Stored data entries:
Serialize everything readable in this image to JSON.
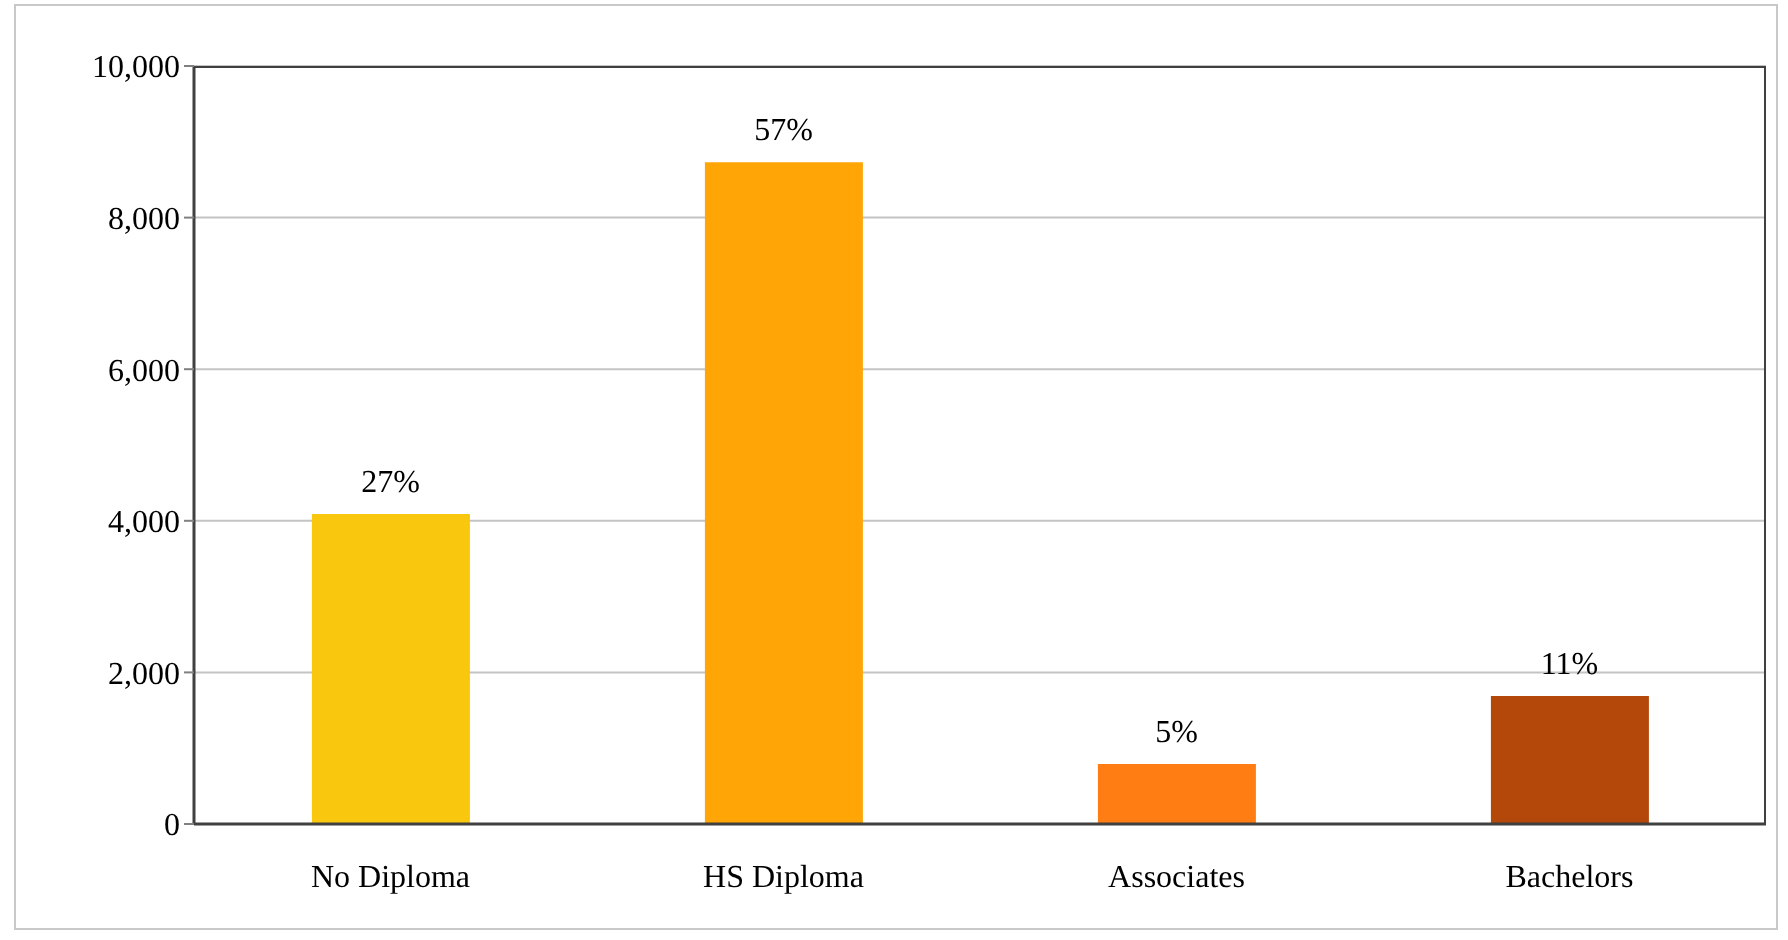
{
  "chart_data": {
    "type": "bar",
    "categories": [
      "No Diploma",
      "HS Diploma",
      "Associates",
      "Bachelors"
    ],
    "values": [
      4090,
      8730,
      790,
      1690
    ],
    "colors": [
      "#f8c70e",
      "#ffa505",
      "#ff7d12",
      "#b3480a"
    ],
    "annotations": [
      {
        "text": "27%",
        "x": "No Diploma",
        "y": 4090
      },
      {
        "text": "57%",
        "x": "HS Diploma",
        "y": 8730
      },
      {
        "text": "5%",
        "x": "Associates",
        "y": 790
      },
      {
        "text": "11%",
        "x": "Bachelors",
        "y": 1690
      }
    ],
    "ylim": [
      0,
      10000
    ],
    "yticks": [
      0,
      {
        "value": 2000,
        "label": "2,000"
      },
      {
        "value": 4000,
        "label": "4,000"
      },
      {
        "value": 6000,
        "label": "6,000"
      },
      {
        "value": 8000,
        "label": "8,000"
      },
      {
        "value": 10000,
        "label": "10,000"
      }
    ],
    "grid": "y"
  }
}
...
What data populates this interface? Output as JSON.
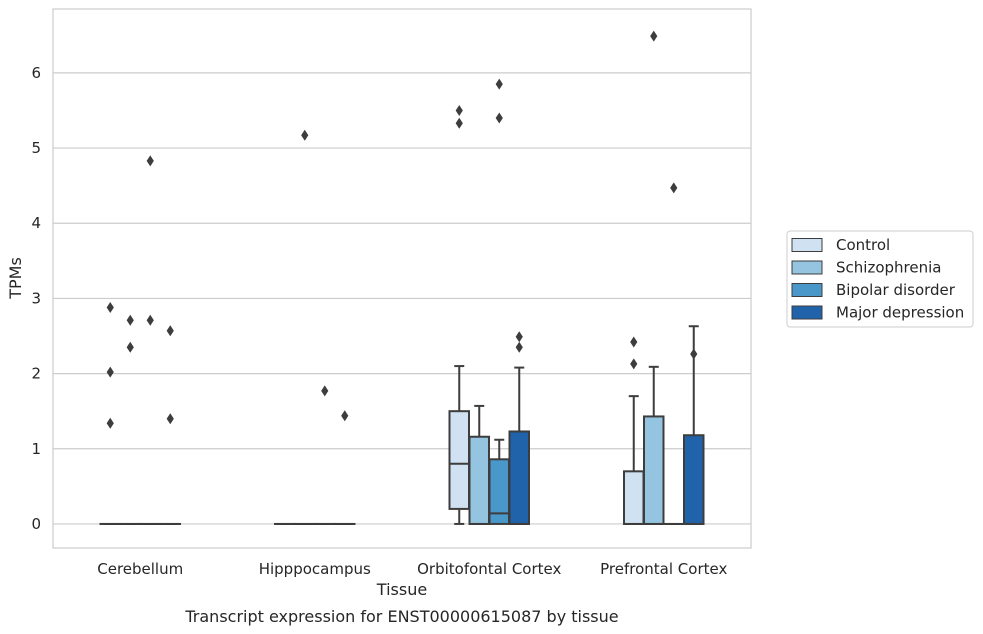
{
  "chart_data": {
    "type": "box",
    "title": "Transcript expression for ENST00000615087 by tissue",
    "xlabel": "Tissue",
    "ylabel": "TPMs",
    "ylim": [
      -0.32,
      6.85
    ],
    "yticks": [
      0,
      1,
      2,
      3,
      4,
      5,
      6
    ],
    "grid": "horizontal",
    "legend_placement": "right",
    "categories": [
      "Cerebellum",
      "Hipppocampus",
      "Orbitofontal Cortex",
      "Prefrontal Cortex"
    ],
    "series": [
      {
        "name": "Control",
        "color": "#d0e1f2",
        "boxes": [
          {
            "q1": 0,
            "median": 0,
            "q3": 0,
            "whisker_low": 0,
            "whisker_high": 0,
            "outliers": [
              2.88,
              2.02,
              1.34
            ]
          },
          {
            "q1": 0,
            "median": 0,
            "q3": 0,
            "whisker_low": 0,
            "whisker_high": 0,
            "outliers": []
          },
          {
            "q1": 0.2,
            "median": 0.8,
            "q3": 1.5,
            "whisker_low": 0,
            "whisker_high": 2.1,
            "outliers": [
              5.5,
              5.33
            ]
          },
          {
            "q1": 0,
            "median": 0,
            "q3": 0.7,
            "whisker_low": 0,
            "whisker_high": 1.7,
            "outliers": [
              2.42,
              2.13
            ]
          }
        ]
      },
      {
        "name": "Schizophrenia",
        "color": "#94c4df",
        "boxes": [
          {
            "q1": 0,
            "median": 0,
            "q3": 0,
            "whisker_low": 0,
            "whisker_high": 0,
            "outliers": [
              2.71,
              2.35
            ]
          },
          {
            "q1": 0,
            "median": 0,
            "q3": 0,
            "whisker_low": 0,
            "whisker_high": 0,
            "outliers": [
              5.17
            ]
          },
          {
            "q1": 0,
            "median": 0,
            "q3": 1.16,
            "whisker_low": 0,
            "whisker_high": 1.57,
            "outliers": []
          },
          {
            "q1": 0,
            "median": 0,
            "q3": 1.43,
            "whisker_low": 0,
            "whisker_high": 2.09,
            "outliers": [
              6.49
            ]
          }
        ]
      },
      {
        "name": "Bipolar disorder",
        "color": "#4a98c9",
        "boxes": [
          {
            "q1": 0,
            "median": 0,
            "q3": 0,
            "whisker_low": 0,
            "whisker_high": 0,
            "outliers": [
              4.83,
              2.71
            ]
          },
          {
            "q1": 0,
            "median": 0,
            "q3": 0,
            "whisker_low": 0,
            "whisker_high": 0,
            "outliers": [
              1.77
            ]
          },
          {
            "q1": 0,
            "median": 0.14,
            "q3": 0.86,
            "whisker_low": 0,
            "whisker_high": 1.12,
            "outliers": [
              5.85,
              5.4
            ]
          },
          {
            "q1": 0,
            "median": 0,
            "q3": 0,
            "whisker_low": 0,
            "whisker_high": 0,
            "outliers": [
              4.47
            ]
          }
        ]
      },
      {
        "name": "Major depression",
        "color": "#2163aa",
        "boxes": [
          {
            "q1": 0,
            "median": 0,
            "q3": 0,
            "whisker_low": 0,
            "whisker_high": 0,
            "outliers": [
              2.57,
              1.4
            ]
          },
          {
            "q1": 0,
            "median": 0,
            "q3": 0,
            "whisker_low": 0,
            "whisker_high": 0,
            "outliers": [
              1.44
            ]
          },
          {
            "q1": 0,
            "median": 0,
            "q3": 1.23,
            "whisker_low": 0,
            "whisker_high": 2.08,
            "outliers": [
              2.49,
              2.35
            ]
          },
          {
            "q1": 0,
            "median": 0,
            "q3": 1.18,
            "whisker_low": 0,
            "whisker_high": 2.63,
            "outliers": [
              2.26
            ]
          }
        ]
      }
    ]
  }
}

■ Set problem
Pull every line containing the word "this" out of the entries above.

■ Finished task
Serialize everything readable in this image to JSON.
What data populates this interface? Output as JSON.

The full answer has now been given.